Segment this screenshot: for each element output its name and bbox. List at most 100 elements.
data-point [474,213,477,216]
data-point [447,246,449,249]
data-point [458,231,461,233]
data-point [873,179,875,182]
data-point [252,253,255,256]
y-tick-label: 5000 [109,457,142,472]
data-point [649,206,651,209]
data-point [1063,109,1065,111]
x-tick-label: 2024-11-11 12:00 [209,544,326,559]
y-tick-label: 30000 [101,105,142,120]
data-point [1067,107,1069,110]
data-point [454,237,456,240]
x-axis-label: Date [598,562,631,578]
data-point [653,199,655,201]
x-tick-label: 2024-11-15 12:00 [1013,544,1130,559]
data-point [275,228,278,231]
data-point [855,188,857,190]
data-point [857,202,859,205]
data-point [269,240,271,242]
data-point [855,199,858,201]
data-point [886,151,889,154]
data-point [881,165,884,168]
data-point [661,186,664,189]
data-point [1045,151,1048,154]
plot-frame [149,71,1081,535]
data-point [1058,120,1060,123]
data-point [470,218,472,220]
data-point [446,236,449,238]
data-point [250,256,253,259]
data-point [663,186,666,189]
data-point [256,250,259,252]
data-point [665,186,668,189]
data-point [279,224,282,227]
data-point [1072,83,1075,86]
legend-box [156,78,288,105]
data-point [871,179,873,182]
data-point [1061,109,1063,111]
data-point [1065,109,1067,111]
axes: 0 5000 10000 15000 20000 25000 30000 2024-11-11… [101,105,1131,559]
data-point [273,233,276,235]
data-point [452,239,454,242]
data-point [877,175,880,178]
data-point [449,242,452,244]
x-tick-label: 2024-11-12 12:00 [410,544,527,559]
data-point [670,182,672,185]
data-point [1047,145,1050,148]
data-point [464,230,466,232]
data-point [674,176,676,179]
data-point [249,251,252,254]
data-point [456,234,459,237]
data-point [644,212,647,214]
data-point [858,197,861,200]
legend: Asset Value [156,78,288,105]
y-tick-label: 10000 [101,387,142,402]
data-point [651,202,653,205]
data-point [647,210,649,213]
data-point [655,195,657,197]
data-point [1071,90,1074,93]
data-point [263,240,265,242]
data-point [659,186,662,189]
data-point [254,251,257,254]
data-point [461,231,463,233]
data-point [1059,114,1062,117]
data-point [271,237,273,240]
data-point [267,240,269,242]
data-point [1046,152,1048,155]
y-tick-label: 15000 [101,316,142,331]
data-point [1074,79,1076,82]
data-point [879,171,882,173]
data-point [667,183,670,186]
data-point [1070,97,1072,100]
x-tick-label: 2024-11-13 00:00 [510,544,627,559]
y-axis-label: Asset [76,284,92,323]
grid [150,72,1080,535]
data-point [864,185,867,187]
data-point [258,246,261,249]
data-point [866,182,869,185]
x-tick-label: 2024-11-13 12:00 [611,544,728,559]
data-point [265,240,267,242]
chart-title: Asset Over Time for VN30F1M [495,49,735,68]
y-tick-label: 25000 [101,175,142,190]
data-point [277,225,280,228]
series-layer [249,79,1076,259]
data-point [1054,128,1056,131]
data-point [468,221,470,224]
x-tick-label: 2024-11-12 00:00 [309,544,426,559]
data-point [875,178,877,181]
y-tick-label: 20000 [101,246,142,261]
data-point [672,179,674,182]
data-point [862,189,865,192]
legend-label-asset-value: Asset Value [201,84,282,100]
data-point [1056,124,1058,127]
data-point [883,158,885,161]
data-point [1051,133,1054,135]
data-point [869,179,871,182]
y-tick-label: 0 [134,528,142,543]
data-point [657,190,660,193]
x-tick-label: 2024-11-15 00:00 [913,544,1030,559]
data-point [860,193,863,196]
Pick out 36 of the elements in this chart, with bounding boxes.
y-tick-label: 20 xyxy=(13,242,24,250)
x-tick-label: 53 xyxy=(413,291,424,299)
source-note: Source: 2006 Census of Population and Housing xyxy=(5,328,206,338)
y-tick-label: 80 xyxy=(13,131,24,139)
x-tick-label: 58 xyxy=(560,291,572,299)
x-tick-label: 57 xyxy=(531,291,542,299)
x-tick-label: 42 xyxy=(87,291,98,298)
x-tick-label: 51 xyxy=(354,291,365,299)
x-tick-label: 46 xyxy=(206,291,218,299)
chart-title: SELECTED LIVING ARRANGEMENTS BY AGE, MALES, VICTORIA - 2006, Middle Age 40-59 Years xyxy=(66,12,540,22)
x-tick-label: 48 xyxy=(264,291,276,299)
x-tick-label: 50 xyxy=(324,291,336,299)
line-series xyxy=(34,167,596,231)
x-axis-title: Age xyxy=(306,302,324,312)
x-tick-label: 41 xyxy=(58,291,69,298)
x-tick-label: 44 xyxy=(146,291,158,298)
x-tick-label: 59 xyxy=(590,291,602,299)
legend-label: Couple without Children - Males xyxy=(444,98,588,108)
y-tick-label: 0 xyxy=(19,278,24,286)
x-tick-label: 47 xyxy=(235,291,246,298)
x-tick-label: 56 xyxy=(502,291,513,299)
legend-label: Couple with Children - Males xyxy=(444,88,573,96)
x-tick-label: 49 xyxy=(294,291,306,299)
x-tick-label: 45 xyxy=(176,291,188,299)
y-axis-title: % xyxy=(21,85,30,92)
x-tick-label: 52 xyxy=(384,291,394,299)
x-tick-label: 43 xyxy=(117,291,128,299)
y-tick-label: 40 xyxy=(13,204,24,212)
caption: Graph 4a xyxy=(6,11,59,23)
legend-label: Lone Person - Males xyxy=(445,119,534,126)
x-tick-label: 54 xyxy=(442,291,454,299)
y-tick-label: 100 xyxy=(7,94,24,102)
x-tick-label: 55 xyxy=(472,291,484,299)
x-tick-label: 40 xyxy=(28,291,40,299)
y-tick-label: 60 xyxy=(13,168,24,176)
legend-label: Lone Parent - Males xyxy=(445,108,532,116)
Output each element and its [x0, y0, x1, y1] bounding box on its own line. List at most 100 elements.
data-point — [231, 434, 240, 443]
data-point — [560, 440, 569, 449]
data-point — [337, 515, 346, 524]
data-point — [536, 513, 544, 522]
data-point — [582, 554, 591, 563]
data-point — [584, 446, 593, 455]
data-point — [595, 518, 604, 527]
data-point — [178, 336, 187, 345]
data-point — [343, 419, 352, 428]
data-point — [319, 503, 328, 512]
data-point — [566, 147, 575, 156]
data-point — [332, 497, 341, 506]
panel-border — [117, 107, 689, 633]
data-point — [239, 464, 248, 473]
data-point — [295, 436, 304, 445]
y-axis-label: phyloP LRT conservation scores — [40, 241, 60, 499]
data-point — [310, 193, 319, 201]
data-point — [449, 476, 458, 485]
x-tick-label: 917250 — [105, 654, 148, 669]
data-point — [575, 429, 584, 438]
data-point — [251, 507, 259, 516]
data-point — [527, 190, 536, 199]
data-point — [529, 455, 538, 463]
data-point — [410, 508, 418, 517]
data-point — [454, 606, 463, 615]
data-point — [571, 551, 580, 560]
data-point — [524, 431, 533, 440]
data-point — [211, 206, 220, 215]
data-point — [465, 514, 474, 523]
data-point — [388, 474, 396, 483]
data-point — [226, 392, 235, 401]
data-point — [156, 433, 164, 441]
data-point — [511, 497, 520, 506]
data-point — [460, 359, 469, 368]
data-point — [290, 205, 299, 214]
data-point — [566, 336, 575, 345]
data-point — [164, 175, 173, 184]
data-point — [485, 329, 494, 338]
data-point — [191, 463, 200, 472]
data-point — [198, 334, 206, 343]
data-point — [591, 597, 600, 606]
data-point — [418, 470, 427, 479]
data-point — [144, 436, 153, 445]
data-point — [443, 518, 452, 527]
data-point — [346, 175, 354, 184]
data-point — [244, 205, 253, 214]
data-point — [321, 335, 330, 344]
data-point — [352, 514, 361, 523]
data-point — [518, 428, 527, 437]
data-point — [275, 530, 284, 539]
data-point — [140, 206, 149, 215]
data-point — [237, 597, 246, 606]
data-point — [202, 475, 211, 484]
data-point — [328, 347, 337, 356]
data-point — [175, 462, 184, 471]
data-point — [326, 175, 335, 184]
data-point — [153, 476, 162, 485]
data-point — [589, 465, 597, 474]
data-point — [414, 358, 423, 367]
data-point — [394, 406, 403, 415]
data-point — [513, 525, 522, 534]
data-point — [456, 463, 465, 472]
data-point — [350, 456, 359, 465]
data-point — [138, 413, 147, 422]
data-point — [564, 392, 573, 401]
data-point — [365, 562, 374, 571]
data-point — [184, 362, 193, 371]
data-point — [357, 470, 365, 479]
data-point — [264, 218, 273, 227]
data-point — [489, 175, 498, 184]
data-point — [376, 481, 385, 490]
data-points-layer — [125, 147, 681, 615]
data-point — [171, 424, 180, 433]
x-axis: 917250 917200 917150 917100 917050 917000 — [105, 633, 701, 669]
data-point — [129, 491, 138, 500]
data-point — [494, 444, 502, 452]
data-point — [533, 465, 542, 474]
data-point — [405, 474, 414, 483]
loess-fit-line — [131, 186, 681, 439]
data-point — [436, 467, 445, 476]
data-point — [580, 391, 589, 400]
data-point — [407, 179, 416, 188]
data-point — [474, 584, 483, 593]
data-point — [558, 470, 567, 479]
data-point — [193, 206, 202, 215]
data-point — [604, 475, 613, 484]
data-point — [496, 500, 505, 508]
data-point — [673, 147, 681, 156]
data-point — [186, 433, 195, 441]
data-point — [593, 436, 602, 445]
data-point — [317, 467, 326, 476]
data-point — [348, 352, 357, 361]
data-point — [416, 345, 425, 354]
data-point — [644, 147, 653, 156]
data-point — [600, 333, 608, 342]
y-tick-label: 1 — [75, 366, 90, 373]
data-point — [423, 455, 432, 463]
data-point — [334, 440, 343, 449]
● ● ● ● ● ● ●
Rewrite the material from its first line through the line containing "data-point [1063,109,1065,111]", swapping every "data-point" for "marker" and leaving everything else unchanged.

__ANSWER TO THE PROBLEM__.
Segment this screenshot: for each element output its name and bbox. List at most 100 elements.
marker [474,213,477,216]
marker [447,246,449,249]
marker [458,231,461,233]
marker [873,179,875,182]
marker [252,253,255,256]
y-tick-label: 5000 [109,457,142,472]
marker [649,206,651,209]
marker [1063,109,1065,111]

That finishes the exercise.